Instructions to follow:
List every line in the records below that contains the string "Template", copying each such line in full.

[Element position data]
....................

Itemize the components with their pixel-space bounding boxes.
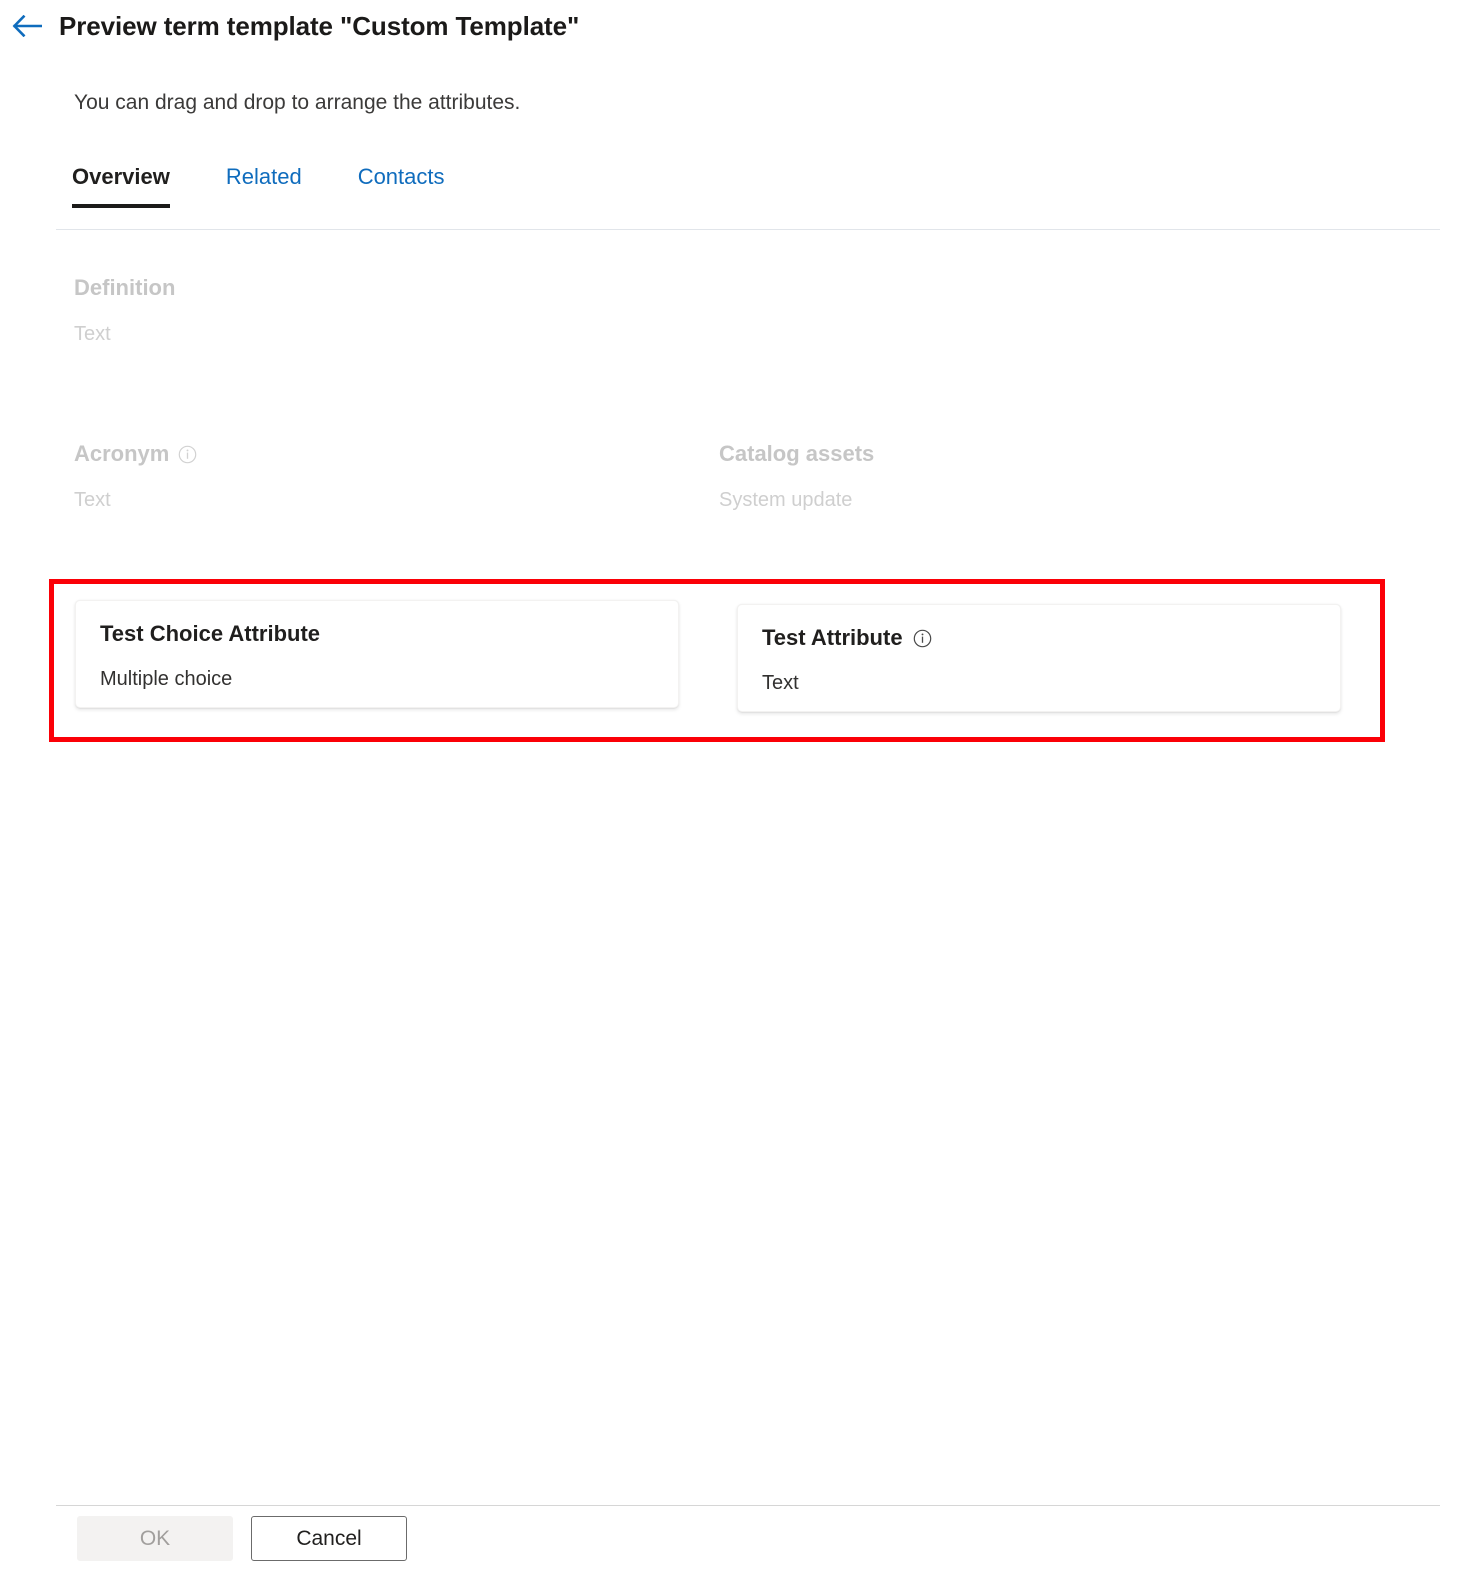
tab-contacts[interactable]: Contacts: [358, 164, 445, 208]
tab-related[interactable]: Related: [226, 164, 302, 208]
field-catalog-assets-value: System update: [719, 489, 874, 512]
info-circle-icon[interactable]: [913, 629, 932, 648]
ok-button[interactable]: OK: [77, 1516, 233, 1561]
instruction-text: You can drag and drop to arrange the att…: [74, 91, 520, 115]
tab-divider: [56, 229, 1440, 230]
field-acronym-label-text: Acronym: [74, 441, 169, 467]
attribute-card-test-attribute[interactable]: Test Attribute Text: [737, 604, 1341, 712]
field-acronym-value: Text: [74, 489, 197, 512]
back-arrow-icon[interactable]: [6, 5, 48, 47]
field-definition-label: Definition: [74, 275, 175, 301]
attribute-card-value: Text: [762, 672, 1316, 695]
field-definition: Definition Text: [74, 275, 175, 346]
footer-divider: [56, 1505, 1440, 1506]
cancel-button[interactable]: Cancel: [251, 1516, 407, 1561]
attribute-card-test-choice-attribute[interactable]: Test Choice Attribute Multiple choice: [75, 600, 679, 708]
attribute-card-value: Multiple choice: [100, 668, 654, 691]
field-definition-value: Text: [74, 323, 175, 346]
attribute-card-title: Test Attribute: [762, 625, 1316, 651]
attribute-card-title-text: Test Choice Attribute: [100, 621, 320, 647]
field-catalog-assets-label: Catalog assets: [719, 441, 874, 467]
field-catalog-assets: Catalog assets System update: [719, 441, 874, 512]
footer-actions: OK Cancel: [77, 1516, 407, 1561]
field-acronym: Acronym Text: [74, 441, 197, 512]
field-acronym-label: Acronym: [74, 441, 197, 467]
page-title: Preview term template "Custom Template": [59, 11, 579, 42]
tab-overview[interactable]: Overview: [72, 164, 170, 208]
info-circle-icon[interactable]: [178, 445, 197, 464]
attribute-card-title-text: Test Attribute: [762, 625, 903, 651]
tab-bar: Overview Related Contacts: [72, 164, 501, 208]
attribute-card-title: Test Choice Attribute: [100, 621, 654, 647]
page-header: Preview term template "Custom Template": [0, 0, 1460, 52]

....................

Result of this exercise:
page-title: Preview term template "Custom Template": [59, 11, 579, 42]
page-header: Preview term template "Custom Template": [0, 0, 1460, 52]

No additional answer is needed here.